# SET EXERCISE
Please copy each of the rows below character for character, omitting the pictures.

Records from a data source
§

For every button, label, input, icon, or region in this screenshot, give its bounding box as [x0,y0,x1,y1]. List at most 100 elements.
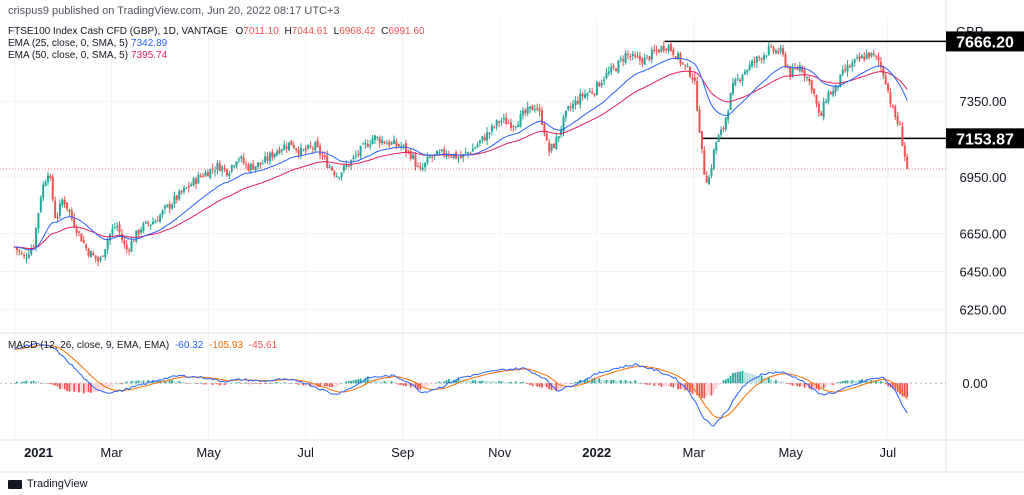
candle-body [311,147,314,149]
candle-body [419,166,422,169]
candle-body [159,214,162,223]
macd-histogram-bar [641,382,644,384]
candle-body [400,146,403,148]
macd-histogram-bar [321,383,324,386]
candle-body [393,139,396,144]
candle-body [185,187,188,189]
candle-body [669,43,672,51]
macd-histogram-bar [400,383,403,386]
candle-body [85,244,88,249]
macd-histogram-bar [479,380,481,384]
candle-body [113,227,116,229]
macd-histogram-bar [214,383,216,384]
macd-histogram-bar [352,380,355,384]
candle-body [555,137,558,150]
macd-histogram-bar [233,382,236,384]
macd-histogram-bar [522,381,524,384]
macd-histogram-bar [333,383,336,387]
candle-body [607,71,610,74]
macd-histogram-bar [741,370,744,384]
candle-body [462,154,465,158]
macd-histogram-bar [366,377,369,384]
candle-body [183,187,186,192]
candle-body [626,53,629,55]
candle-body [774,50,777,54]
macd-histogram-bar [407,383,410,386]
candle-body [531,105,534,111]
macd-histogram-bar [758,376,761,384]
macd-histogram-bar [73,383,76,392]
candle-body [261,163,264,165]
macd-histogram-bar [211,383,214,385]
macd-histogram-bar [784,382,787,384]
macd-histogram-bar [192,382,195,384]
macd-histogram-bar [295,383,298,384]
macd-histogram-bar [865,379,868,384]
candle-body [273,153,276,158]
level-label-box [946,128,1024,149]
macd-histogram-bar [650,383,653,384]
macd-histogram-bar [424,383,426,388]
open-value: 7011.10 [243,26,279,37]
candle-body [595,81,598,95]
macd-histogram-bar [35,381,37,384]
macd-histogram-bar [672,383,675,388]
price-tick-label: 6650.00 [960,227,1007,242]
candle-body [641,58,644,64]
candle-body [760,58,763,60]
macd-histogram-bar [765,378,768,384]
macd-histogram-bar [44,383,47,384]
candle-body [693,77,696,81]
macd-histogram-bar [837,382,839,384]
macd-histogram-bar [25,380,28,384]
axes: 7350.00 6950.00 6650.00 6450.00 6250.00 0.00 2… [24,94,1006,460]
macd-histogram-bar [135,380,138,384]
candle-body [615,68,618,72]
macd-histogram-bar [655,383,658,385]
candle-body [576,100,579,104]
macd-histogram-bar [168,380,171,384]
macd-histogram-bar [712,383,715,394]
candle-body [762,55,765,60]
candle-body [844,69,847,71]
candle-body [180,190,183,193]
candle-body [283,144,286,150]
macd-histogram-bar [619,380,622,384]
candle-body [211,168,214,170]
candle-body [97,257,100,262]
candle-body [99,257,102,261]
macd-lines [14,342,908,427]
candle-body [116,226,119,228]
macd-histogram-bar [156,380,159,384]
candle-body [860,55,863,59]
macd-histogram-bar [257,383,259,384]
tradingview-logo-icon [8,479,22,489]
candle-body [128,250,131,252]
macd-histogram-bar [596,379,598,384]
macd-histogram-bar [724,379,727,384]
macd-histogram-bar [37,381,40,384]
macd-histogram-bar [514,381,517,384]
candle-body [674,56,677,60]
candle-body [288,142,291,151]
macd-histogram-bar [443,381,446,384]
footer: TradingView [8,478,88,490]
macd-histogram-bar [529,383,531,385]
candle-body [583,94,586,98]
macd-histogram-bar [302,383,305,386]
candle-body [586,93,589,97]
candle-body [104,249,107,258]
candle-body [567,106,570,110]
candle-body [751,61,754,66]
macd-histogram-bar [230,382,233,384]
macd-histogram-bar [815,383,818,390]
candle-body [474,147,477,149]
candle-body [662,45,665,51]
candle-body [481,136,484,141]
candle-body [882,66,885,76]
macd-histogram-bar [770,379,773,384]
candle-body [591,92,594,94]
candle-body [51,176,54,200]
candle-body [27,254,30,259]
macd-histogram-bar [343,383,345,384]
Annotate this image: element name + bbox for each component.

§

# WRITTEN ANSWER
For every button, label, input, icon, or region in this screenshot, give its bounding box as [x0,y0,x1,y1]. List at most 100 elements.
candle-body [311,147,314,149]
candle-body [419,166,422,169]
candle-body [159,214,162,223]
macd-histogram-bar [641,382,644,384]
candle-body [400,146,403,148]
macd-histogram-bar [321,383,324,386]
candle-body [393,139,396,144]
candle-body [185,187,188,189]
candle-body [669,43,672,51]
macd-histogram-bar [400,383,403,386]
candle-body [85,244,88,249]
macd-histogram-bar [479,380,481,384]
candle-body [113,227,116,229]
macd-histogram-bar [214,383,216,384]
macd-histogram-bar [352,380,355,384]
candle-body [555,137,558,150]
macd-histogram-bar [233,382,236,384]
macd-histogram-bar [522,381,524,384]
macd-histogram-bar [333,383,336,387]
candle-body [607,71,610,74]
macd-histogram-bar [741,370,744,384]
candle-body [462,154,465,158]
macd-histogram-bar [366,377,369,384]
candle-body [183,187,186,192]
candle-body [626,53,629,55]
candle-body [774,50,777,54]
macd-histogram-bar [407,383,410,386]
candle-body [531,105,534,111]
macd-histogram-bar [758,376,761,384]
macd-histogram-bar [73,383,76,392]
candle-body [261,163,264,165]
macd-histogram-bar [211,383,214,385]
macd-histogram-bar [784,382,787,384]
macd-histogram-bar [192,382,195,384]
macd-histogram-bar [295,383,298,384]
macd-histogram-bar [865,379,868,384]
candle-body [273,153,276,158]
level-label-box [946,128,1024,149]
macd-histogram-bar [650,383,653,384]
macd-histogram-bar [424,383,426,388]
open-value: 7011.10 [243,26,279,37]
candle-body [595,81,598,95]
macd-histogram-bar [35,381,37,384]
macd-histogram-bar [672,383,675,388]
price-tick-label: 6650.00 [960,227,1007,242]
candle-body [641,58,644,64]
candle-body [760,58,763,60]
macd-histogram-bar [765,378,768,384]
macd-histogram-bar [44,383,47,384]
candle-body [693,77,696,81]
macd-histogram-bar [837,382,839,384]
macd-histogram-bar [25,380,28,384]
axes: 7350.00 6950.00 6650.00 6450.00 6250.00 0.00 2… [24,94,1006,460]
macd-histogram-bar [135,380,138,384]
candle-body [615,68,618,72]
macd-histogram-bar [655,383,658,385]
candle-body [576,100,579,104]
macd-histogram-bar [168,380,171,384]
macd-histogram-bar [712,383,715,394]
candle-body [762,55,765,60]
candle-body [844,69,847,71]
candle-body [180,190,183,193]
candle-body [283,144,286,150]
macd-histogram-bar [619,380,622,384]
candle-body [211,168,214,170]
candle-body [97,257,100,262]
candle-body [99,257,102,261]
macd-lines [14,342,908,427]
candle-body [116,226,119,228]
macd-histogram-bar [156,380,159,384]
candle-body [860,55,863,59]
macd-histogram-bar [257,383,259,384]
tradingview-logo-icon [8,479,22,489]
candle-body [128,250,131,252]
macd-histogram-bar [596,379,598,384]
macd-histogram-bar [724,379,727,384]
macd-histogram-bar [37,381,40,384]
macd-histogram-bar [514,381,517,384]
candle-body [674,56,677,60]
candle-body [288,142,291,151]
macd-histogram-bar [443,381,446,384]
footer: TradingView [8,478,88,490]
macd-histogram-bar [529,383,531,385]
candle-body [583,94,586,98]
macd-histogram-bar [302,383,305,386]
candle-body [586,93,589,97]
candle-body [104,249,107,258]
candle-body [567,106,570,110]
candle-body [751,61,754,66]
macd-histogram-bar [230,382,233,384]
macd-histogram-bar [815,383,818,390]
candle-body [474,147,477,149]
candle-body [662,45,665,51]
candle-body [481,136,484,141]
candle-body [882,66,885,76]
macd-histogram-bar [770,379,773,384]
candle-body [591,92,594,94]
candle-body [51,176,54,200]
candle-body [27,254,30,259]
macd-histogram-bar [343,383,345,384]
Annotate this image: element name + bbox for each component.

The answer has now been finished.